What this task involves:
Rewrite the records below as a Markdown table with the columns Row and Line, one row per line in order, leaving out any blank lines.

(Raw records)
—————

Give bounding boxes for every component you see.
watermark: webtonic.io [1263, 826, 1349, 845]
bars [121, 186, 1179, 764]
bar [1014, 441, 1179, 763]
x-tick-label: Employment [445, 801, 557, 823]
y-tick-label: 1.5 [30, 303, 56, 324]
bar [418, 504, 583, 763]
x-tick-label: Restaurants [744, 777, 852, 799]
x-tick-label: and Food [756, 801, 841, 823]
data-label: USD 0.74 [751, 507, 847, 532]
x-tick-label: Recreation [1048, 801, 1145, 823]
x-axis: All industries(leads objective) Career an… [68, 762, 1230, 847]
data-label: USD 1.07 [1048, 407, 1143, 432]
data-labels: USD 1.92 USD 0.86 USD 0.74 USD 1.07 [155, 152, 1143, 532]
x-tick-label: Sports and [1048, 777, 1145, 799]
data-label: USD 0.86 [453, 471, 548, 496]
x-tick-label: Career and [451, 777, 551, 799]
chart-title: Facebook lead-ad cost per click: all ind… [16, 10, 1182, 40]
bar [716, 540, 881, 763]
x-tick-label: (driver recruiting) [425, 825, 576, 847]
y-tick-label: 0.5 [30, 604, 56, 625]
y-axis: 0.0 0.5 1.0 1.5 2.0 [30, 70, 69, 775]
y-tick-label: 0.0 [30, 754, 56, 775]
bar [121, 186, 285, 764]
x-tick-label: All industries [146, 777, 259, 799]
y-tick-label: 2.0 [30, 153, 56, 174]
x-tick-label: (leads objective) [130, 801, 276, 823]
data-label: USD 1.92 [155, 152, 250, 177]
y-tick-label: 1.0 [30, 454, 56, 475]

—————

Exercise response:
| Row | Line |
|---|---|
| 1 | Give bounding boxes for every component you see. |
| 2 | watermark: webtonic.io [1263, 826, 1349, 845] |
| 3 | bars [121, 186, 1179, 764] |
| 4 | bar [1014, 441, 1179, 763] |
| 5 | x-tick-label: Employment [445, 801, 557, 823] |
| 6 | y-tick-label: 1.5 [30, 303, 56, 324] |
| 7 | bar [418, 504, 583, 763] |
| 8 | x-tick-label: Restaurants [744, 777, 852, 799] |
| 9 | x-tick-label: and Food [756, 801, 841, 823] |
| 10 | data-label: USD 0.74 [751, 507, 847, 532] |
| 11 | x-tick-label: Recreation [1048, 801, 1145, 823] |
| 12 | x-axis: All industries(leads objective) Career an… [68, 762, 1230, 847] |
| 13 | data-label: USD 1.07 [1048, 407, 1143, 432] |
| 14 | data-labels: USD 1.92 USD 0.86 USD 0.74 USD 1.07 [155, 152, 1143, 532] |
| 15 | x-tick-label: Sports and [1048, 777, 1145, 799] |
| 16 | data-label: USD 0.86 [453, 471, 548, 496] |
| 17 | x-tick-label: Career and [451, 777, 551, 799] |
| 18 | chart-title: Facebook lead-ad cost per click: all ind… [16, 10, 1182, 40] |
| 19 | bar [716, 540, 881, 763] |
| 20 | x-tick-label: (driver recruiting) [425, 825, 576, 847] |
| 21 | y-tick-label: 0.5 [30, 604, 56, 625] |
| 22 | y-axis: 0.0 0.5 1.0 1.5 2.0 [30, 70, 69, 775] |
| 23 | y-tick-label: 0.0 [30, 754, 56, 775] |
| 24 | bar [121, 186, 285, 764] |
| 25 | x-tick-label: All industries [146, 777, 259, 799] |
| 26 | y-tick-label: 2.0 [30, 153, 56, 174] |
| 27 | x-tick-label: (leads objective) [130, 801, 276, 823] |
| 28 | data-label: USD 1.92 [155, 152, 250, 177] |
| 29 | y-tick-label: 1.0 [30, 454, 56, 475] |